##### Raw data #####

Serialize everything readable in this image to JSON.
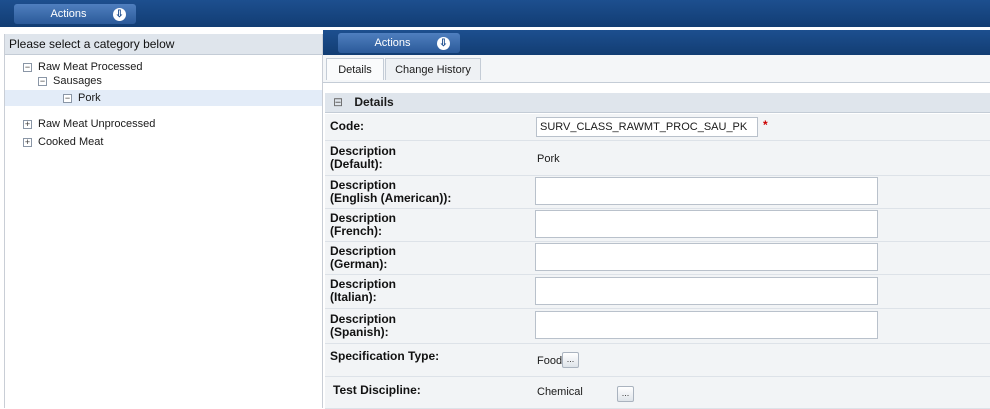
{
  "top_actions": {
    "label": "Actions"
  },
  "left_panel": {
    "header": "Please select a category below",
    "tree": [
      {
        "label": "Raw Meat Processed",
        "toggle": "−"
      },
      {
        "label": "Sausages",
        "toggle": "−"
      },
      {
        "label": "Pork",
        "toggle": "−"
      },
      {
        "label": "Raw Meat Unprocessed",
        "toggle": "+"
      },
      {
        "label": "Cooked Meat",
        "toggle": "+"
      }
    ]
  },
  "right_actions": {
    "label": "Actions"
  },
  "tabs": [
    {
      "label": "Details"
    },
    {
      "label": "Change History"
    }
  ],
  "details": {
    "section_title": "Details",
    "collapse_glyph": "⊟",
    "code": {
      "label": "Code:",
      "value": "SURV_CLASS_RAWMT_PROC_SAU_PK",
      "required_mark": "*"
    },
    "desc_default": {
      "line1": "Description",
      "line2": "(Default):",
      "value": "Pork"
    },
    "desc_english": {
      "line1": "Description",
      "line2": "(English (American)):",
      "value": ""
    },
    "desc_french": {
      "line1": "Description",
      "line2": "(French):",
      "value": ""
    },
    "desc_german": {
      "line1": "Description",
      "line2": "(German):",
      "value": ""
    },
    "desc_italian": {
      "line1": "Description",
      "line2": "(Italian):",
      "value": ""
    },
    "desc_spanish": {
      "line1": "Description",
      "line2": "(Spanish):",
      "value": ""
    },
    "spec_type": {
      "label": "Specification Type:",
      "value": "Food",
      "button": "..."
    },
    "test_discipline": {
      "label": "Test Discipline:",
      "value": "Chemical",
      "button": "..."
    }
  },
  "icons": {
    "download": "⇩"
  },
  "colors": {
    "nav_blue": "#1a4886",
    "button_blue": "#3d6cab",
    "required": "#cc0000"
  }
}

#####
##### Raw data #####

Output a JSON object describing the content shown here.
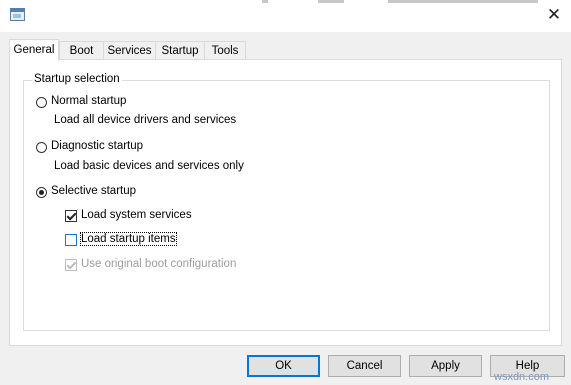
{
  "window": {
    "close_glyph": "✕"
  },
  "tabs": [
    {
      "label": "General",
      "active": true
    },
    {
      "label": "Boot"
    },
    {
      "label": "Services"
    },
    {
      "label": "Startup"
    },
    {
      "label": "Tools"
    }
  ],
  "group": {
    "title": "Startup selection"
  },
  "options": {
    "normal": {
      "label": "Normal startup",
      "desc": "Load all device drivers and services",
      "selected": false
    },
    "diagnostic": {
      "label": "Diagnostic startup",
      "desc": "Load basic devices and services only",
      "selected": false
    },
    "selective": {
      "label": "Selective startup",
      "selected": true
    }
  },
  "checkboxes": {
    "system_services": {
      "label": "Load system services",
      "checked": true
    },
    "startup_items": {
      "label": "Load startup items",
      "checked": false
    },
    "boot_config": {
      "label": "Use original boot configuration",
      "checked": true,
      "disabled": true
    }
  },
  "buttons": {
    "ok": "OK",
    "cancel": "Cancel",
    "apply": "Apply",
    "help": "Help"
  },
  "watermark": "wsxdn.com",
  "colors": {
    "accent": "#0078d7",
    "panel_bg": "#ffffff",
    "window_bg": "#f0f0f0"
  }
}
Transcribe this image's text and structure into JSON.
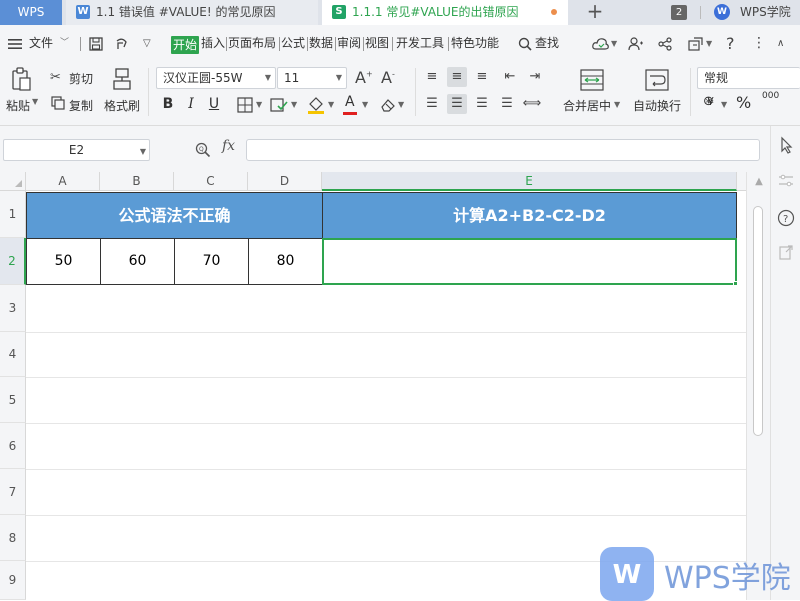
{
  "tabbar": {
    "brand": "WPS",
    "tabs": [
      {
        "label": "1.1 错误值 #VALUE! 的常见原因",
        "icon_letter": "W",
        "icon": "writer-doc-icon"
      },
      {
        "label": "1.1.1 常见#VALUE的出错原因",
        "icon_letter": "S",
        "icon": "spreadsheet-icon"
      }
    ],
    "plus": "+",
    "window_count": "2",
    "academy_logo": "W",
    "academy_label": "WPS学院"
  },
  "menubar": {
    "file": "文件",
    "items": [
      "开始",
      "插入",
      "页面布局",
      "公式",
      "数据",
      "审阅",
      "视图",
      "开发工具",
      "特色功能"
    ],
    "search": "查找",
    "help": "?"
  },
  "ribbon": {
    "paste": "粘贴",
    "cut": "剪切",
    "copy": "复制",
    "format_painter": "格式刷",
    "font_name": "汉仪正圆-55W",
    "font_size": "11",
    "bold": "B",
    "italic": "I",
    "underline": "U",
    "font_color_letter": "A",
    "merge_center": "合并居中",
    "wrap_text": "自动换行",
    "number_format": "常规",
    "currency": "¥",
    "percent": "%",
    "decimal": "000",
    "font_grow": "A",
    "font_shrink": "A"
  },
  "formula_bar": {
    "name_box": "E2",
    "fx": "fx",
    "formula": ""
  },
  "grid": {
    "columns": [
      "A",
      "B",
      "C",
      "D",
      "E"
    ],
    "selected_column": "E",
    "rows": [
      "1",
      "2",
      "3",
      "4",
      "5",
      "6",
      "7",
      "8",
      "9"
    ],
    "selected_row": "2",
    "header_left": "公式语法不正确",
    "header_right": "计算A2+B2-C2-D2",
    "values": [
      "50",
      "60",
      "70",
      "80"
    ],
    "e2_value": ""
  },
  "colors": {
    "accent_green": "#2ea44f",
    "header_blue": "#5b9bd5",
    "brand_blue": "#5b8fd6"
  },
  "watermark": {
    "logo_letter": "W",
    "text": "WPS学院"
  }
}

#####
##### Raw data #####

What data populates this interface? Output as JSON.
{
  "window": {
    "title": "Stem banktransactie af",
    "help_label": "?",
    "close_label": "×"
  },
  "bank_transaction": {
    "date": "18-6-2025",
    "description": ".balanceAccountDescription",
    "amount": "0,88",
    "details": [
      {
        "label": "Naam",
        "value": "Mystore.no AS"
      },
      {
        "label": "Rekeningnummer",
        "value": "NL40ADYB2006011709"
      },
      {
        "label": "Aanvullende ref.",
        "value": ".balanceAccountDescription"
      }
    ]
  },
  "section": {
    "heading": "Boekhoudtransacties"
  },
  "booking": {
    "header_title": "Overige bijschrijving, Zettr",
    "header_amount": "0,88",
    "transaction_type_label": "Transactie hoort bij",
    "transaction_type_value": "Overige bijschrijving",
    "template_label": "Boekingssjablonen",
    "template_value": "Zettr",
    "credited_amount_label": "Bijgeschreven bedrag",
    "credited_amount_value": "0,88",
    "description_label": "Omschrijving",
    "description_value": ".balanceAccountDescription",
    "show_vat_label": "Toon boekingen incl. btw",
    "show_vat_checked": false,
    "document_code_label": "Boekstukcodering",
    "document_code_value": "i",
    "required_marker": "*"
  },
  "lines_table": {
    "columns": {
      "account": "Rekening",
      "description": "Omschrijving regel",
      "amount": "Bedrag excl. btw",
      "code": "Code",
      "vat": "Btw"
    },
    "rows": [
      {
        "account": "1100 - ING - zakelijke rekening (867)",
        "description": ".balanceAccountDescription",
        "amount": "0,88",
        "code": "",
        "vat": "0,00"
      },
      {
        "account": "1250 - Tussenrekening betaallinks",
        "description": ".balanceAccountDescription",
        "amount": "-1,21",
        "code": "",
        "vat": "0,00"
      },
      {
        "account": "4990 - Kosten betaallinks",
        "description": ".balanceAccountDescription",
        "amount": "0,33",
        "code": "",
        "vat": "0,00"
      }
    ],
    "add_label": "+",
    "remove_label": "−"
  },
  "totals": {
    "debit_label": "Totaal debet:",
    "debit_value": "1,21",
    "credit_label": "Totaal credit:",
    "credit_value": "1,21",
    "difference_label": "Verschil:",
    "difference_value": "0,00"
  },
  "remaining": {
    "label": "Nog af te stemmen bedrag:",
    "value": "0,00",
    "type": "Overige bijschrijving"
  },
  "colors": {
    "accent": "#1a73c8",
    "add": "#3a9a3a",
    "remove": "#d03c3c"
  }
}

#####

Short exercise :: Return every line holding the word "Omschrijving" from the records.

Correct result ::
    "description_label": "Omschrijving",
      "description": "Omschrijving regel",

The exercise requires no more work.